··· Material shown
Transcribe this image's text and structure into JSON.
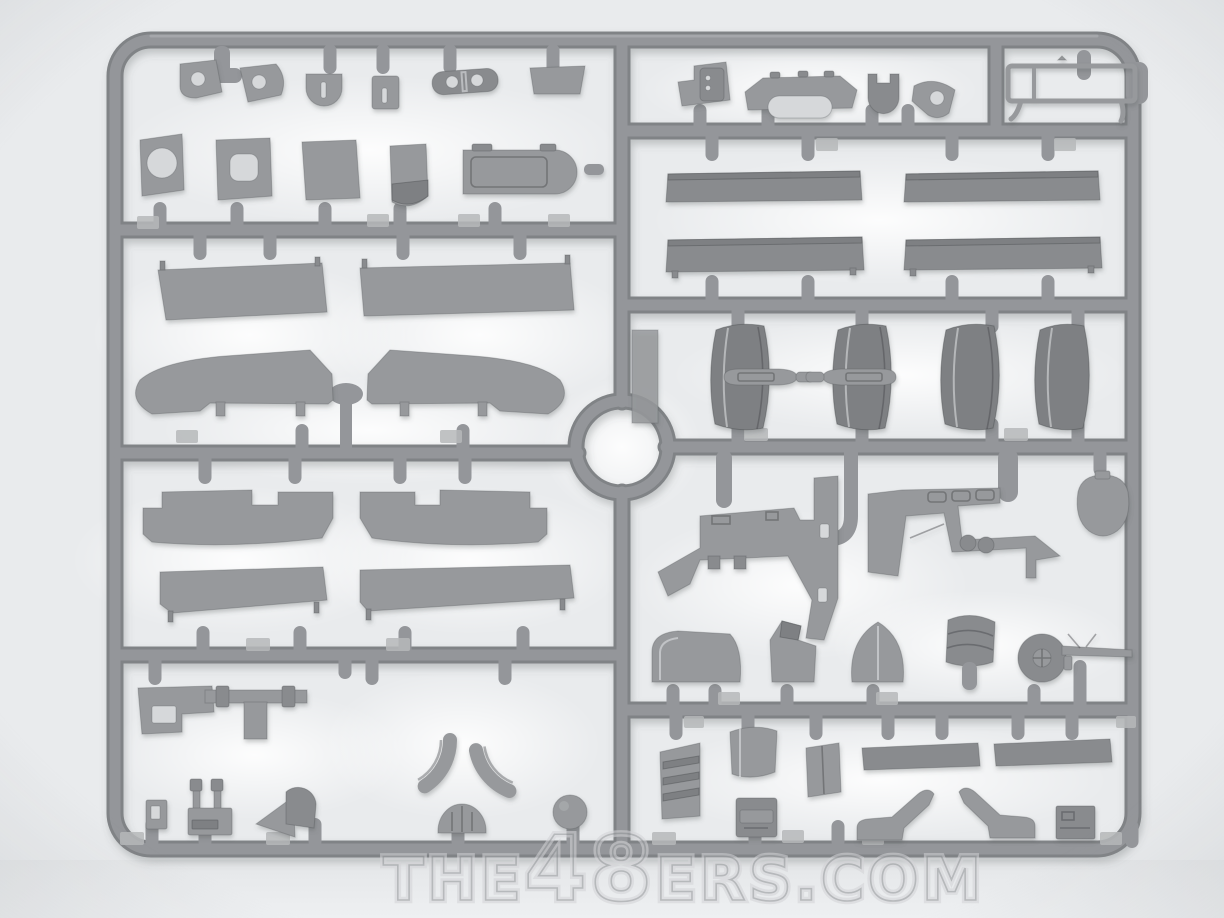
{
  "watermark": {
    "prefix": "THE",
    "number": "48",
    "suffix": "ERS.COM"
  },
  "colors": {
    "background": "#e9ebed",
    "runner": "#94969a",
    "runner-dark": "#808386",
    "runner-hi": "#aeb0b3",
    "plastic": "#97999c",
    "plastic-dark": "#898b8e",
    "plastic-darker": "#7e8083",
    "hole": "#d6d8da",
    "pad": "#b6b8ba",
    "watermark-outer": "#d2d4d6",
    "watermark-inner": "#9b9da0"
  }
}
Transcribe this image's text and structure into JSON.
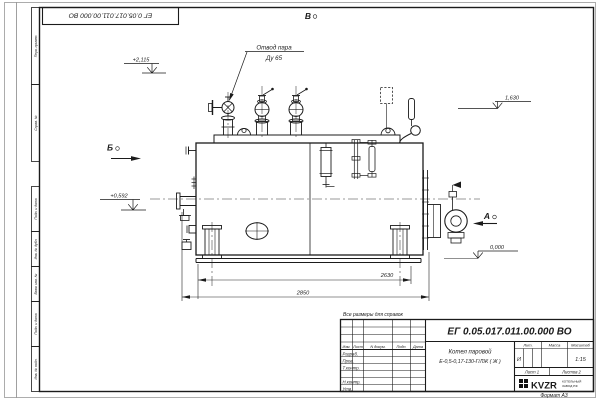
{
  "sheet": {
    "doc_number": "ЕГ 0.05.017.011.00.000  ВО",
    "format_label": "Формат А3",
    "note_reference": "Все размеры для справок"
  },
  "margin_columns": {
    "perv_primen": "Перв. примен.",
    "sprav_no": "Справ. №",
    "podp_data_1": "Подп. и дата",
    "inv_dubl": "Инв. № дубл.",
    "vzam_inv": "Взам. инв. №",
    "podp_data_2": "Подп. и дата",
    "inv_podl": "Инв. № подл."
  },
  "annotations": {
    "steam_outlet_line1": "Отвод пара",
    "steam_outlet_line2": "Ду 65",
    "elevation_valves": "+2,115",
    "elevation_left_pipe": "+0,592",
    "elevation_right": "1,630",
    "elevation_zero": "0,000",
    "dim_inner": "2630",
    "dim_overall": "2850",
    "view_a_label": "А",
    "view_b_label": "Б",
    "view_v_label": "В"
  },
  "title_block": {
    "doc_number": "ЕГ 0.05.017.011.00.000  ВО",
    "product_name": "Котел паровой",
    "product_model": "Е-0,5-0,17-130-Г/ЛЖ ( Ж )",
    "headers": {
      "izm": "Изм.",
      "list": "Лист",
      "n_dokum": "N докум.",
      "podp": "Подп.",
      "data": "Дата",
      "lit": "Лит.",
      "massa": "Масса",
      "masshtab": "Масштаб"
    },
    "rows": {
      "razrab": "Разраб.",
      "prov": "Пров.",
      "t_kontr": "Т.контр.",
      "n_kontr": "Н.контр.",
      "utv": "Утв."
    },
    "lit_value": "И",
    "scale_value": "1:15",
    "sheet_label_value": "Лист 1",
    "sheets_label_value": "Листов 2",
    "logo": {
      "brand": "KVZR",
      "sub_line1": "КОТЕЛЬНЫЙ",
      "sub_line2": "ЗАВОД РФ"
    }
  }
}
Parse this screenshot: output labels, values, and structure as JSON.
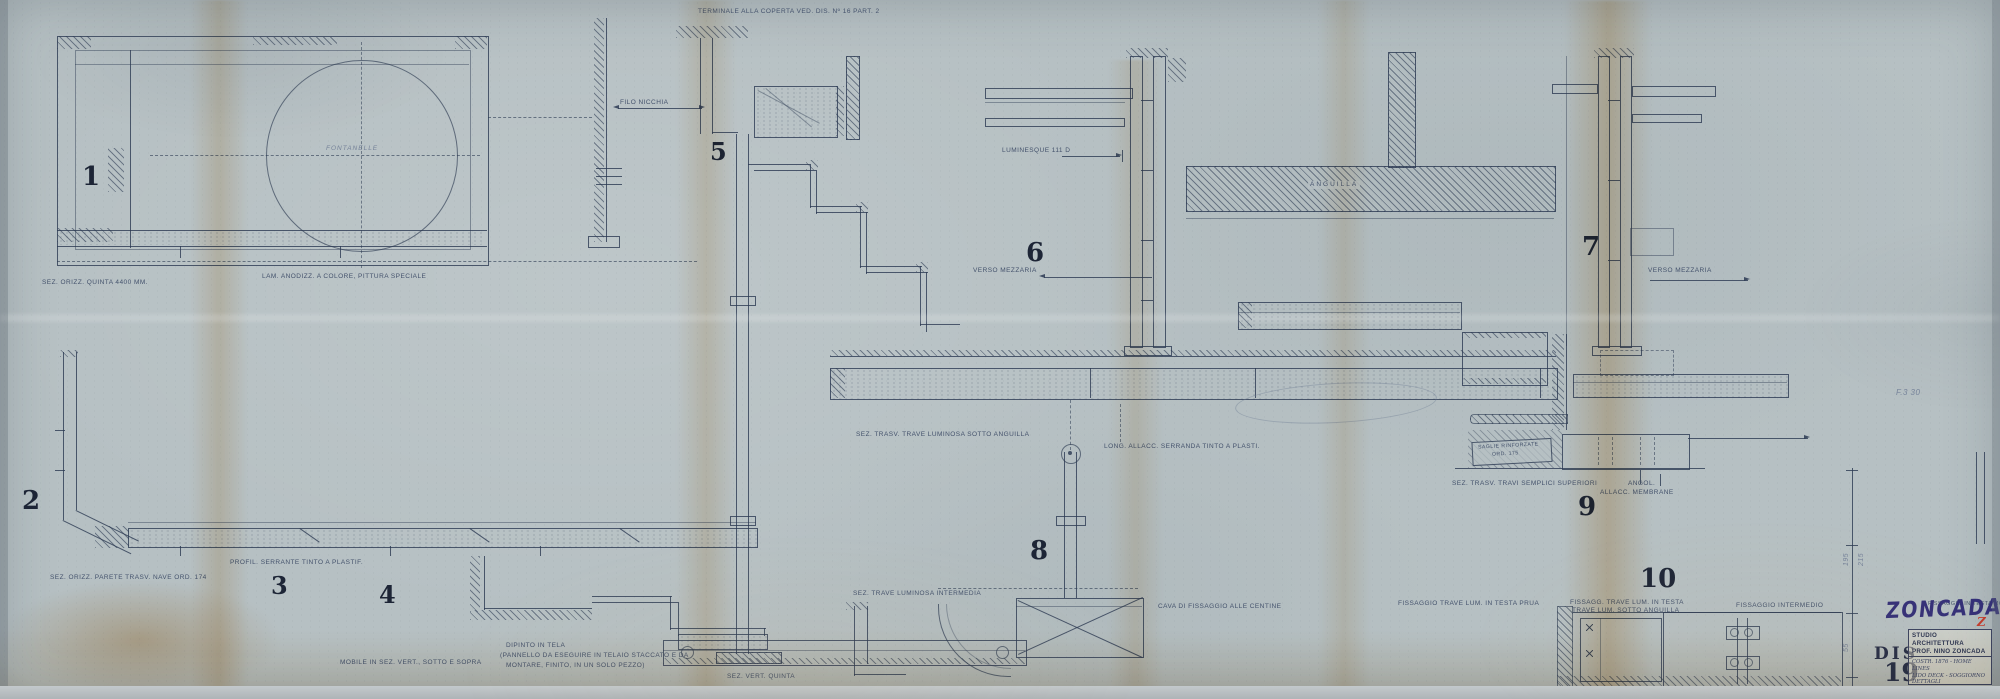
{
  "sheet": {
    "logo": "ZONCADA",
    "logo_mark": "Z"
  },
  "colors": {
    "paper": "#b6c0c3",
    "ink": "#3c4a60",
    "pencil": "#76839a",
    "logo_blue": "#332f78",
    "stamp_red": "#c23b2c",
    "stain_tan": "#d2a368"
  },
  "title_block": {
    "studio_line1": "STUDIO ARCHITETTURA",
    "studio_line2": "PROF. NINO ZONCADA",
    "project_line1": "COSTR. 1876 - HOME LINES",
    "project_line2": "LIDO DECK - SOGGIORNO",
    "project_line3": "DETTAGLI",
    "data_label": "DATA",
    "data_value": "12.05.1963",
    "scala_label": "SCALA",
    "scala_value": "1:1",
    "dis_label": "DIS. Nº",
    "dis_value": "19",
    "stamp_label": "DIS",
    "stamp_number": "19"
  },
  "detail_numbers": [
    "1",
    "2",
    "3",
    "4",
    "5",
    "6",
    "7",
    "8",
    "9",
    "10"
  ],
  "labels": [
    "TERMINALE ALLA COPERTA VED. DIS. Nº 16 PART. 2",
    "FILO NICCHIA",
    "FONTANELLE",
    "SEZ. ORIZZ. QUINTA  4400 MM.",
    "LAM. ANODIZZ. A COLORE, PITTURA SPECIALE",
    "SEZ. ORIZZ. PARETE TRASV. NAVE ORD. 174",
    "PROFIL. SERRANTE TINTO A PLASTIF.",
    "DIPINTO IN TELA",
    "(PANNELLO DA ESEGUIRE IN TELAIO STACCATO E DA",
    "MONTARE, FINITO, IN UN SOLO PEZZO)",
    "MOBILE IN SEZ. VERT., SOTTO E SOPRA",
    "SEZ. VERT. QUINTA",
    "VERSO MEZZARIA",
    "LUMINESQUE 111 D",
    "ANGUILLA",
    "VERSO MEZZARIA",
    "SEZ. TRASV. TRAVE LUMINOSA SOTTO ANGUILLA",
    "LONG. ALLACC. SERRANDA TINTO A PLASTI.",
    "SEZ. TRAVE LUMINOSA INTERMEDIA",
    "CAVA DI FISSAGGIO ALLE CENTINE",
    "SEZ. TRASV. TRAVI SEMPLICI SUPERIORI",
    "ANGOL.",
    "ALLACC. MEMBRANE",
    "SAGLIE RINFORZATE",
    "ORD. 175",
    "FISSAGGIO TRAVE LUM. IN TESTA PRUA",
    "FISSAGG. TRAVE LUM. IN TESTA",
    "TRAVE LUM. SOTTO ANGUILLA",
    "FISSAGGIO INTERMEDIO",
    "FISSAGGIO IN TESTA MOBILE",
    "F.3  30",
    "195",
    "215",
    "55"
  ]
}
······
== Prompt ==
Using the records above, copy every line that has the word "TESTA" in it.

== Solution to the exercise ==
    "FISSAGGIO TRAVE LUM. IN TESTA PRUA",
    "FISSAGG. TRAVE LUM. IN TESTA",
    "FISSAGGIO IN TESTA MOBILE",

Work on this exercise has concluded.